▸ Problem to solve:
Give back every line of the material below that has the string "activated".

* * * * *

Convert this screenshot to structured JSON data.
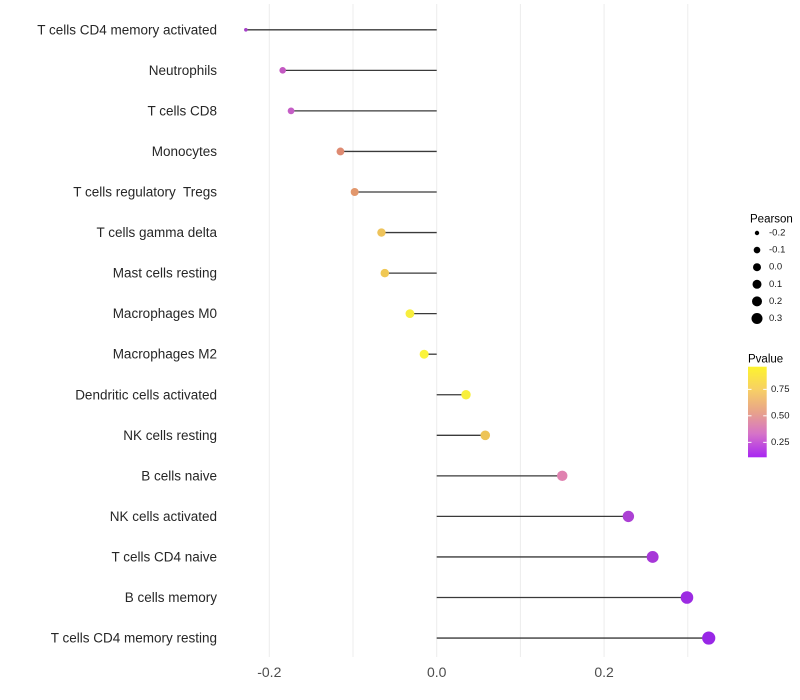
{
  "figure": {
    "background": "#ffffff"
  },
  "chart_data": {
    "type": "lollipop",
    "orientation": "horizontal",
    "title": "",
    "xlabel": "",
    "ylabel": "",
    "xlim": [
      -0.255,
      0.425
    ],
    "x_ticks": [
      -0.2,
      0.0,
      0.2
    ],
    "x_tick_labels": [
      "-0.2",
      "0.0",
      "0.2"
    ],
    "x_gridlines": [
      -0.2,
      -0.1,
      0.0,
      0.1,
      0.2,
      0.3
    ],
    "baseline": 0,
    "grid": true,
    "legend_position": "right",
    "categories": [
      "T cells CD4 memory activated",
      "Neutrophils",
      "T cells CD8",
      "Monocytes",
      "T cells regulatory  Tregs",
      "T cells gamma delta",
      "Mast cells resting",
      "Macrophages M0",
      "Macrophages M2",
      "Dendritic cells activated",
      "NK cells resting",
      "B cells naive",
      "NK cells activated",
      "T cells CD4 naive",
      "B cells memory",
      "T cells CD4 memory resting"
    ],
    "values": [
      -0.228,
      -0.184,
      -0.174,
      -0.115,
      -0.098,
      -0.066,
      -0.062,
      -0.032,
      -0.015,
      0.035,
      0.058,
      0.15,
      0.229,
      0.258,
      0.299,
      0.325
    ],
    "points": [
      {
        "label": "T cells CD4 memory activated",
        "pearson": -0.228,
        "color": "#a640c8",
        "diameter": 3.6
      },
      {
        "label": "Neutrophils",
        "pearson": -0.184,
        "color": "#c358c2",
        "diameter": 6.6
      },
      {
        "label": "T cells CD8",
        "pearson": -0.174,
        "color": "#c55ec6",
        "diameter": 6.8
      },
      {
        "label": "Monocytes",
        "pearson": -0.115,
        "color": "#de8a71",
        "diameter": 7.8
      },
      {
        "label": "T cells regulatory  Tregs",
        "pearson": -0.098,
        "color": "#e2976c",
        "diameter": 8.0
      },
      {
        "label": "T cells gamma delta",
        "pearson": -0.066,
        "color": "#eec35a",
        "diameter": 8.4
      },
      {
        "label": "Mast cells resting",
        "pearson": -0.062,
        "color": "#f0c854",
        "diameter": 8.5
      },
      {
        "label": "Macrophages M0",
        "pearson": -0.032,
        "color": "#f7ee3e",
        "diameter": 8.8
      },
      {
        "label": "Macrophages M2",
        "pearson": -0.015,
        "color": "#fbf43b",
        "diameter": 9.0
      },
      {
        "label": "Dendritic cells activated",
        "pearson": 0.035,
        "color": "#f8ef3c",
        "diameter": 9.4
      },
      {
        "label": "NK cells resting",
        "pearson": 0.058,
        "color": "#edc457",
        "diameter": 9.6
      },
      {
        "label": "B cells naive",
        "pearson": 0.15,
        "color": "#e082b0",
        "diameter": 10.4
      },
      {
        "label": "NK cells activated",
        "pearson": 0.229,
        "color": "#ac40d4",
        "diameter": 11.4
      },
      {
        "label": "T cells CD4 naive",
        "pearson": 0.258,
        "color": "#a737d8",
        "diameter": 11.9
      },
      {
        "label": "B cells memory",
        "pearson": 0.299,
        "color": "#9c2be2",
        "diameter": 12.6
      },
      {
        "label": "T cells CD4 memory resting",
        "pearson": 0.325,
        "color": "#9827e6",
        "diameter": 13.2
      }
    ]
  },
  "legends": {
    "size": {
      "title": "Pearson",
      "entries": [
        {
          "label": "-0.2",
          "diameter": 4.4
        },
        {
          "label": "-0.1",
          "diameter": 6.6
        },
        {
          "label": "0.0",
          "diameter": 8.0
        },
        {
          "label": "0.1",
          "diameter": 9.0
        },
        {
          "label": "0.2",
          "diameter": 10.0
        },
        {
          "label": "0.3",
          "diameter": 11.0
        }
      ]
    },
    "color": {
      "title": "Pvalue",
      "tick_labels": [
        "0.75",
        "0.50",
        "0.25"
      ],
      "gradient_top_to_bottom": [
        "#fdf32e",
        "#f7cf66",
        "#e8a38a",
        "#d673c8",
        "#a826f2"
      ]
    }
  },
  "style": {
    "grid_color": "#ececec",
    "stem_color": "#3a3a3a",
    "axis_text_color": "#4d4d4d",
    "category_text_color": "#262626",
    "legend_text_color": "#1a1a1a",
    "legend_dot_color": "#000000"
  }
}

* * * * *

▸ Response:
      "T cells CD4 memory activated",
      "Dendritic cells activated",
      "NK cells activated",
        "label": "T cells CD4 memory activated",
        "label": "Dendritic cells activated",
        "label": "NK cells activated",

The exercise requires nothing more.